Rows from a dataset
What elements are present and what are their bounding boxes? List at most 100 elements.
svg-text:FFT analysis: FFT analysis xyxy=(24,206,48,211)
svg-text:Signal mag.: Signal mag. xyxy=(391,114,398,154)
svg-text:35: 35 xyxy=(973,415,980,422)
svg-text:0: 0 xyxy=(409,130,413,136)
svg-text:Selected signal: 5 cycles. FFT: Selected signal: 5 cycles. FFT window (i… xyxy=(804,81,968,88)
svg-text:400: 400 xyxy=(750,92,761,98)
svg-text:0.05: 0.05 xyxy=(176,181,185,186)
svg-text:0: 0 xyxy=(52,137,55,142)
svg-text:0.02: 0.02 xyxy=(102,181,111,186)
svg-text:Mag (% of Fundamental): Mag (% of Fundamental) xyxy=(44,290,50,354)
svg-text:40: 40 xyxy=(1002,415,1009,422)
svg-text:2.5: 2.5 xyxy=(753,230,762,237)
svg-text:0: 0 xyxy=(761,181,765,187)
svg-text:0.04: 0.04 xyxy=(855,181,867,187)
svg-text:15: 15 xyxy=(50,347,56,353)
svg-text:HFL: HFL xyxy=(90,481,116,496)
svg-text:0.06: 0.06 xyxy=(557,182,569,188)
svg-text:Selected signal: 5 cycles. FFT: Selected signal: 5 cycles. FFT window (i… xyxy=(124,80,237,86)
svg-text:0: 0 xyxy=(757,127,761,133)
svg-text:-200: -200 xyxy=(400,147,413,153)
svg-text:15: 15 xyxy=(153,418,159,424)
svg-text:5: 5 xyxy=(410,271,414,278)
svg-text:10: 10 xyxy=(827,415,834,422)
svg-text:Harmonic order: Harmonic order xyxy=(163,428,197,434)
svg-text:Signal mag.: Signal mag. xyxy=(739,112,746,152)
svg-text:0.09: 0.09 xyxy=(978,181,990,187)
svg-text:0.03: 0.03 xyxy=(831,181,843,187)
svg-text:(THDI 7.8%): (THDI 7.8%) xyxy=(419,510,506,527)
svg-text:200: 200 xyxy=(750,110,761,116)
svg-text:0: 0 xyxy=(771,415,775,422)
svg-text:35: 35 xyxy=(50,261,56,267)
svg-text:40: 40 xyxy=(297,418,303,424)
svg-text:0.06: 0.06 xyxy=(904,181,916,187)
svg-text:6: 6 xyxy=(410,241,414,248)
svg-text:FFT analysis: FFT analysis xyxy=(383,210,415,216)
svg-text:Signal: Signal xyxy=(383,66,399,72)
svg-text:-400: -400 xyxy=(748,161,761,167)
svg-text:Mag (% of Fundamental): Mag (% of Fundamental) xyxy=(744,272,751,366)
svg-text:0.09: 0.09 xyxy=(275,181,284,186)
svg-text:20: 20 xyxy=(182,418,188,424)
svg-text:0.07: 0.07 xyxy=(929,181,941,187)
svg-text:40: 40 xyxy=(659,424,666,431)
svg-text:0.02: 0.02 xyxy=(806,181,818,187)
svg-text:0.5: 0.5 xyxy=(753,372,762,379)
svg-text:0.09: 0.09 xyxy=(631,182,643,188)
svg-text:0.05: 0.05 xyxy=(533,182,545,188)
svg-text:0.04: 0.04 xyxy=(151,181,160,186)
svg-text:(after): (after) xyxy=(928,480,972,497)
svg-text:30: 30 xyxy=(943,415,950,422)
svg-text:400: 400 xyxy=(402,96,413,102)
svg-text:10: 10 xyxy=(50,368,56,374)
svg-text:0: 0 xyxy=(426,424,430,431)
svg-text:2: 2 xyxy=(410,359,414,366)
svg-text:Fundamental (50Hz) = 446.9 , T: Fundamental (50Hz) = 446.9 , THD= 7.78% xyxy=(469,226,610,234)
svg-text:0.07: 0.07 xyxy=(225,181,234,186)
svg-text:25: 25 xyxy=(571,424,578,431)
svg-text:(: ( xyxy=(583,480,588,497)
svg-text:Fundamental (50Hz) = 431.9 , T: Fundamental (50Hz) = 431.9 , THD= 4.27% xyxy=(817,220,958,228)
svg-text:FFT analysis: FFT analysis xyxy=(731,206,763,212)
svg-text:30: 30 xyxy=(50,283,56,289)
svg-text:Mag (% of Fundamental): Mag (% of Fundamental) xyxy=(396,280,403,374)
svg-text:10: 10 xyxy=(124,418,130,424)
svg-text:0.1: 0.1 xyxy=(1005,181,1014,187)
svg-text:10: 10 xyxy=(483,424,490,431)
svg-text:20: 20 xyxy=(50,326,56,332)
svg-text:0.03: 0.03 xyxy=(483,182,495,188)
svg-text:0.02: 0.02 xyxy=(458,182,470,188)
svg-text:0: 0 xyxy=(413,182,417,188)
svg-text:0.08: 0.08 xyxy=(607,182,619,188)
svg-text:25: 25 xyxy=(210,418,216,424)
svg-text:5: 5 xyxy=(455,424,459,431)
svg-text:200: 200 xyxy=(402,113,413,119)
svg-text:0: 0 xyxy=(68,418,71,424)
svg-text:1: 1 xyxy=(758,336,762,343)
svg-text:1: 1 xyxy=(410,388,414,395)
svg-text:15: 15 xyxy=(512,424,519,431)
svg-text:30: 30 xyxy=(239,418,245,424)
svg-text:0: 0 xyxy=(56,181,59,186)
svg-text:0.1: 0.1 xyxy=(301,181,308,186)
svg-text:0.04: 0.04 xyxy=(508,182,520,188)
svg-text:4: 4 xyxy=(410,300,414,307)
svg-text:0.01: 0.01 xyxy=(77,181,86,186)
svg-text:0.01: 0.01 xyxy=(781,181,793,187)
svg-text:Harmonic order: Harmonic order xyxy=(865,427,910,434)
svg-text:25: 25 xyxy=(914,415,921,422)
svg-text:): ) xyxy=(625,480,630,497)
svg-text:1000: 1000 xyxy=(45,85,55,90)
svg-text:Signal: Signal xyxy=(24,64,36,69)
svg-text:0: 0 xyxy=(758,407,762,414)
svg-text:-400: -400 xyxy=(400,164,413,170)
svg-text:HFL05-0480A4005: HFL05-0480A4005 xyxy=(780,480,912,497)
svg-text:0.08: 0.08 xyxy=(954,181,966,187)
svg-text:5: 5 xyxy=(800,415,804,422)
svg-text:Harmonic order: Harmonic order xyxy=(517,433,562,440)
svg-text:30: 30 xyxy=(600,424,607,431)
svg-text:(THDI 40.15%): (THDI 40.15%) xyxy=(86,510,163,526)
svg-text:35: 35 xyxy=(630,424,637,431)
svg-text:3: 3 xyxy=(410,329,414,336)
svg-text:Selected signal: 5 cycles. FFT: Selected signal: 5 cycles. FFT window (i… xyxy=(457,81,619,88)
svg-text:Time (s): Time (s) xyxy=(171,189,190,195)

Required task
From the records above, copy out only the lines that contain the string "Harmonic". The match is case-sensitive.

Expected answer
svg-text:Harmonic order: Harmonic order xyxy=(163,428,197,434)
svg-text:Harmonic order: Harmonic order xyxy=(865,427,910,434)
svg-text:Harmonic order: Harmonic order xyxy=(517,433,562,440)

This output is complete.